▶ [DATASET RECORDS]
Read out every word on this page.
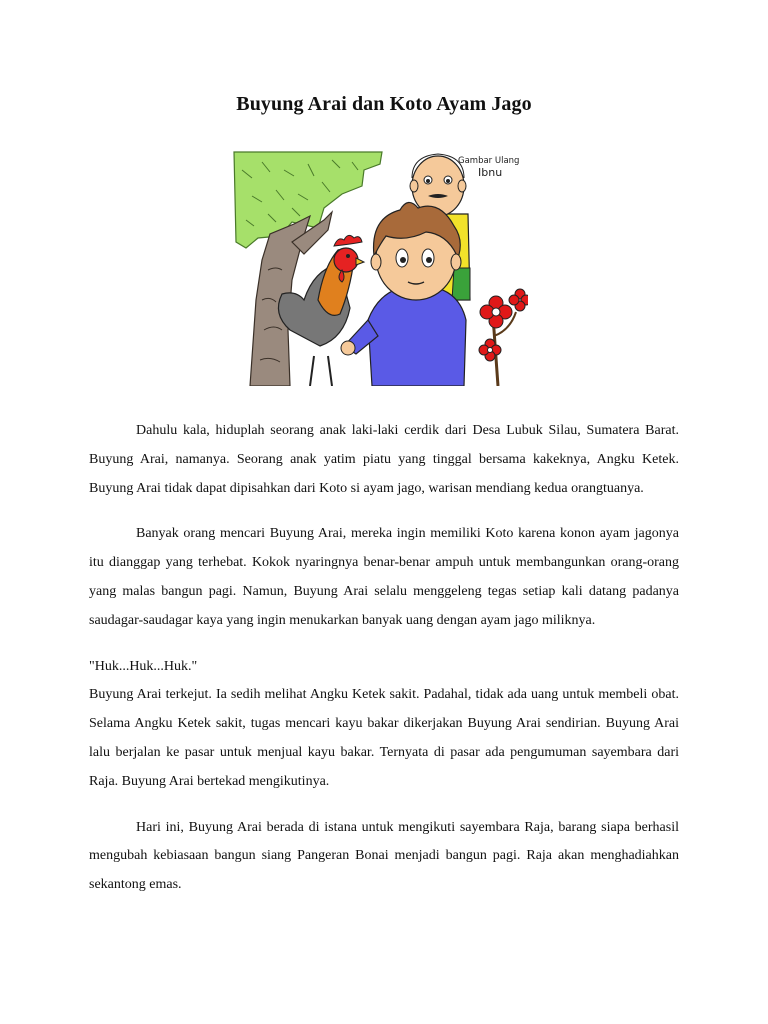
Buyung Arai dan Koto Ayam Jago
Gambar Ulang
Ibnu

Dahulu kala, hiduplah seorang anak laki-laki cerdik dari Desa Lubuk Silau, Sumatera Barat. Buyung Arai, namanya. Seorang anak yatim piatu yang tinggal bersama kakeknya, Angku Ketek. Buyung Arai tidak dapat dipisahkan dari Koto si ayam jago, warisan mendiang kedua orangtuanya.

Banyak orang mencari Buyung Arai, mereka ingin memiliki Koto karena konon ayam jagonya itu dianggap yang terhebat. Kokok nyaringnya benar-benar ampuh untuk membangunkan orang-orang yang malas bangun pagi. Namun, Buyung Arai selalu menggeleng tegas setiap kali datang padanya saudagar-saudagar kaya yang ingin menukarkan banyak uang dengan ayam jago miliknya.

"Huk...Huk...Huk."

Buyung Arai terkejut. Ia sedih melihat Angku Ketek sakit. Padahal, tidak ada uang untuk membeli obat. Selama Angku Ketek sakit, tugas mencari kayu bakar dikerjakan Buyung Arai sendirian. Buyung Arai lalu berjalan ke pasar untuk menjual kayu bakar. Ternyata di pasar ada pengumuman sayembara dari Raja. Buyung Arai bertekad mengikutinya.

Hari ini, Buyung Arai berada di istana untuk mengikuti sayembara Raja, barang siapa berhasil mengubah kebiasaan bangun siang Pangeran Bonai menjadi bangun pagi. Raja akan menghadiahkan sekantong emas.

▶ [TASK INSTRUCTIONS]
Write out every record above exactly as it stands, but leave out the pictures.

▶ [PROBLEM SOLUTION]
Read out every word on this page.
Buyung Arai dan Koto Ayam Jago
Gambar Ulang
Ibnu

Dahulu kala, hiduplah seorang anak laki-laki cerdik dari Desa Lubuk Silau, Sumatera Barat. Buyung Arai, namanya. Seorang anak yatim piatu yang tinggal bersama kakeknya, Angku Ketek. Buyung Arai tidak dapat dipisahkan dari Koto si ayam jago, warisan mendiang kedua orangtuanya.

Banyak orang mencari Buyung Arai, mereka ingin memiliki Koto karena konon ayam jagonya itu dianggap yang terhebat. Kokok nyaringnya benar-benar ampuh untuk membangunkan orang-orang yang malas bangun pagi. Namun, Buyung Arai selalu menggeleng tegas setiap kali datang padanya saudagar-saudagar kaya yang ingin menukarkan banyak uang dengan ayam jago miliknya.

"Huk...Huk...Huk."

Buyung Arai terkejut. Ia sedih melihat Angku Ketek sakit. Padahal, tidak ada uang untuk membeli obat. Selama Angku Ketek sakit, tugas mencari kayu bakar dikerjakan Buyung Arai sendirian. Buyung Arai lalu berjalan ke pasar untuk menjual kayu bakar. Ternyata di pasar ada pengumuman sayembara dari Raja. Buyung Arai bertekad mengikutinya.

Hari ini, Buyung Arai berada di istana untuk mengikuti sayembara Raja, barang siapa berhasil mengubah kebiasaan bangun siang Pangeran Bonai menjadi bangun pagi. Raja akan menghadiahkan sekantong emas.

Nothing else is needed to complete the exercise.